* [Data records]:
○ ○ ○ ○
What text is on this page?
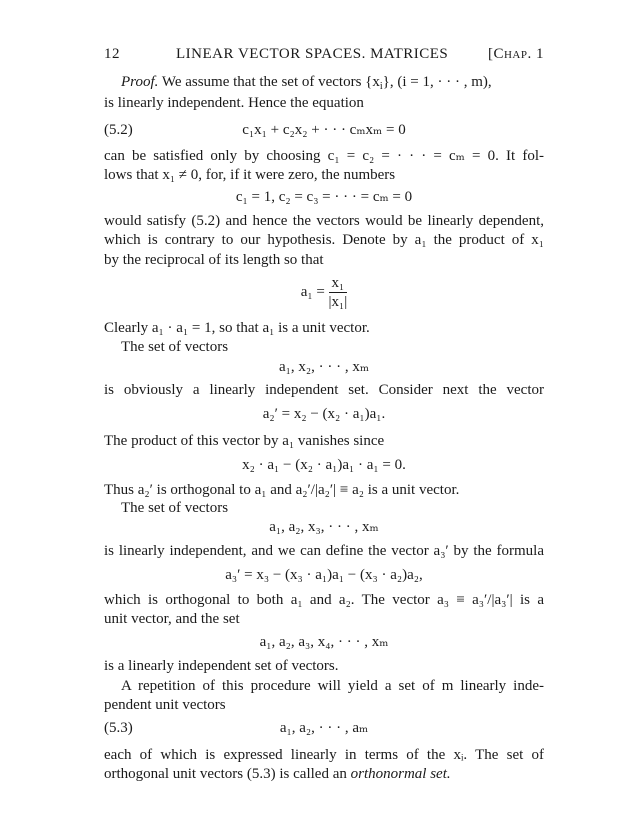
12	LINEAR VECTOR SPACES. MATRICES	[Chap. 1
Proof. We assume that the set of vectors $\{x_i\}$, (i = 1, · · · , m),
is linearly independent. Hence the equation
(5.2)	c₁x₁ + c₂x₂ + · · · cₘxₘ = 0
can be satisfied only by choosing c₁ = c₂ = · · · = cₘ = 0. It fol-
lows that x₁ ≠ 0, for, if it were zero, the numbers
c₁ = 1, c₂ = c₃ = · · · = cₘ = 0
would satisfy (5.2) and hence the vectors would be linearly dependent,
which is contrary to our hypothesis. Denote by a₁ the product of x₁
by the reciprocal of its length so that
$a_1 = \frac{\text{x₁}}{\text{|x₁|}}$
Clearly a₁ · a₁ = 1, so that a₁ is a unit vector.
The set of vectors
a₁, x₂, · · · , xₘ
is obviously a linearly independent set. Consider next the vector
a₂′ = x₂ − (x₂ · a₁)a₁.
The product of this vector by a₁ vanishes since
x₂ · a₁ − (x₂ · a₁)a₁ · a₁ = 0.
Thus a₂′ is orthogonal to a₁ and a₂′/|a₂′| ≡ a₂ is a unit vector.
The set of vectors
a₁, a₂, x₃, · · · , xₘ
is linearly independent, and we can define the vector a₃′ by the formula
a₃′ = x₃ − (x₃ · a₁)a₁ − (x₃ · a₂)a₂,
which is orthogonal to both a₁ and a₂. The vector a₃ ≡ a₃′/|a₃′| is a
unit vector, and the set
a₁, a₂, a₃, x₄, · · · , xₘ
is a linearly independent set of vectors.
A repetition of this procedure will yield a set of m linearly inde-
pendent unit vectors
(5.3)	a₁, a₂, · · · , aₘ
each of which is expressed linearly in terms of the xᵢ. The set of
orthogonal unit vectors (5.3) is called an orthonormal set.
○ ○ ○ ○
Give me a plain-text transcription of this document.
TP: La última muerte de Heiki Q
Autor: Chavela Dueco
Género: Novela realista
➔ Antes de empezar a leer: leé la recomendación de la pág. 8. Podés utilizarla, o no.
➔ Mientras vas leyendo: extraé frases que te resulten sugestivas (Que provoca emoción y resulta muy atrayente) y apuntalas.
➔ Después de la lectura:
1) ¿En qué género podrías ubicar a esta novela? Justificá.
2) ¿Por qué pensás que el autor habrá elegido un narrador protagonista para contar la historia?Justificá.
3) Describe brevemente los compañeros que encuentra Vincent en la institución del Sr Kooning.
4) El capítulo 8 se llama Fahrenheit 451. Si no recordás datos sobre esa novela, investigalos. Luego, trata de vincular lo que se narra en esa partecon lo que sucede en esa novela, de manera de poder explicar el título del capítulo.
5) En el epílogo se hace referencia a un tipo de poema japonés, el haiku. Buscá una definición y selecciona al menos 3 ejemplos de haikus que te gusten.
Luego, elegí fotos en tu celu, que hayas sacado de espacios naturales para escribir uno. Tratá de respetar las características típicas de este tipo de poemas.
○ ○ ○ ○
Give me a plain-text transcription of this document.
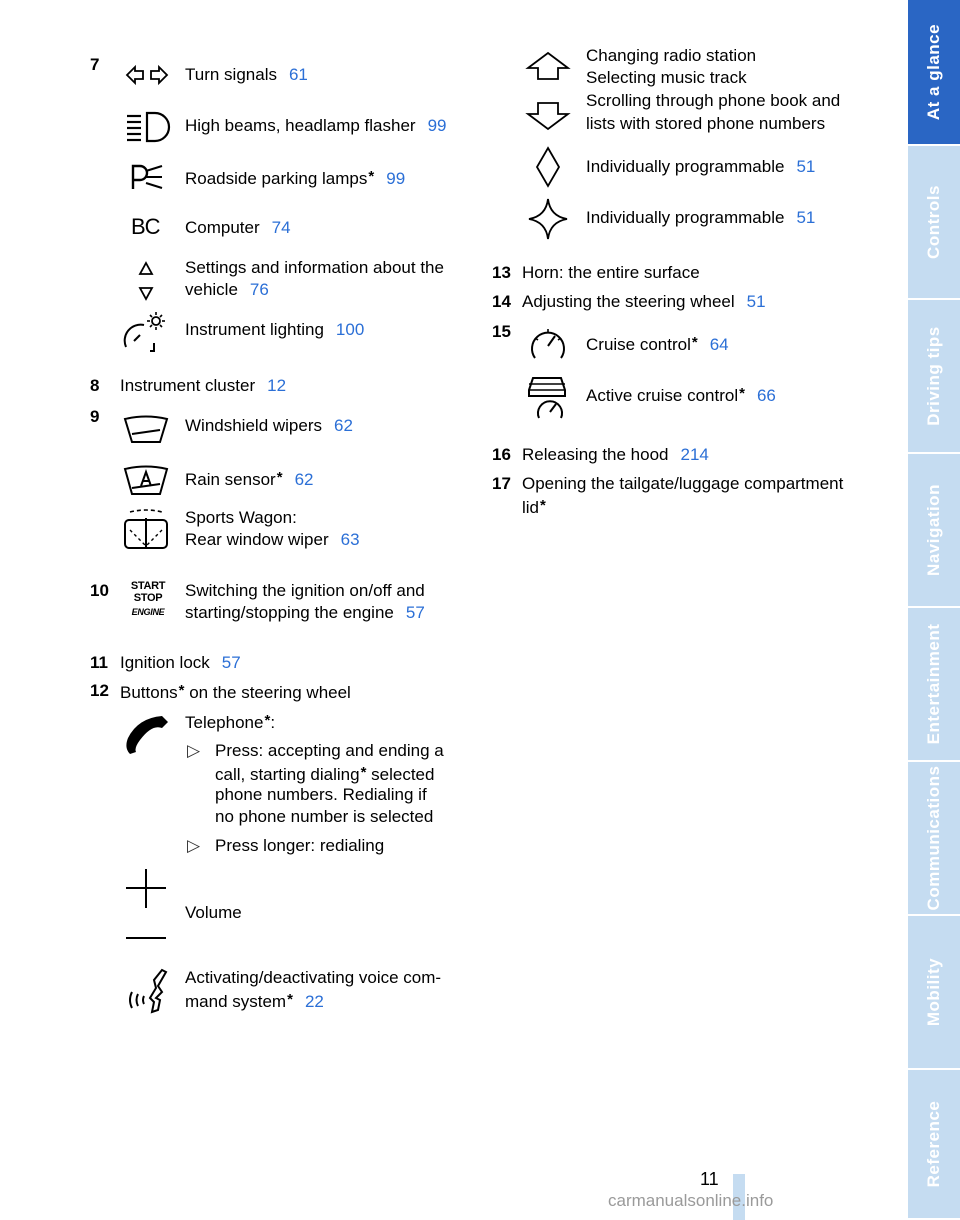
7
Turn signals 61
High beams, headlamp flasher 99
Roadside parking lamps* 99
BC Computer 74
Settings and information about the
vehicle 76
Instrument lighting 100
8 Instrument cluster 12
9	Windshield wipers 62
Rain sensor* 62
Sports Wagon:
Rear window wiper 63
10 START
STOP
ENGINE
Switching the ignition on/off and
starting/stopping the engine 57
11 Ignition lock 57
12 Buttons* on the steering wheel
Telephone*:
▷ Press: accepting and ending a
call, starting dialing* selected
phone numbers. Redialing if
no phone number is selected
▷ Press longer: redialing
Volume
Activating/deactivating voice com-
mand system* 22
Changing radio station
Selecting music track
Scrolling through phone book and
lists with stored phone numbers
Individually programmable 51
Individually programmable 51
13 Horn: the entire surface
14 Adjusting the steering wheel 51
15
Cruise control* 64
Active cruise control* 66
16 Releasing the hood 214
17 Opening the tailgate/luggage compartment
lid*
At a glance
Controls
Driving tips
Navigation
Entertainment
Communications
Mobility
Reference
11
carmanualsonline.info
○ ○ ○ ○
* [Requirements]: Pull out each line holding the string "unit".

* [The output]:
Clearly a₁ · a₁ = 1, so that a₁ is a unit vector.
Thus a₂′ is orthogonal to a₁ and a₂′/|a₂′| ≡ a₂ is a unit vector.
unit vector, and the set
pendent unit vectors
orthogonal unit vectors (5.3) is called an orthonormal set.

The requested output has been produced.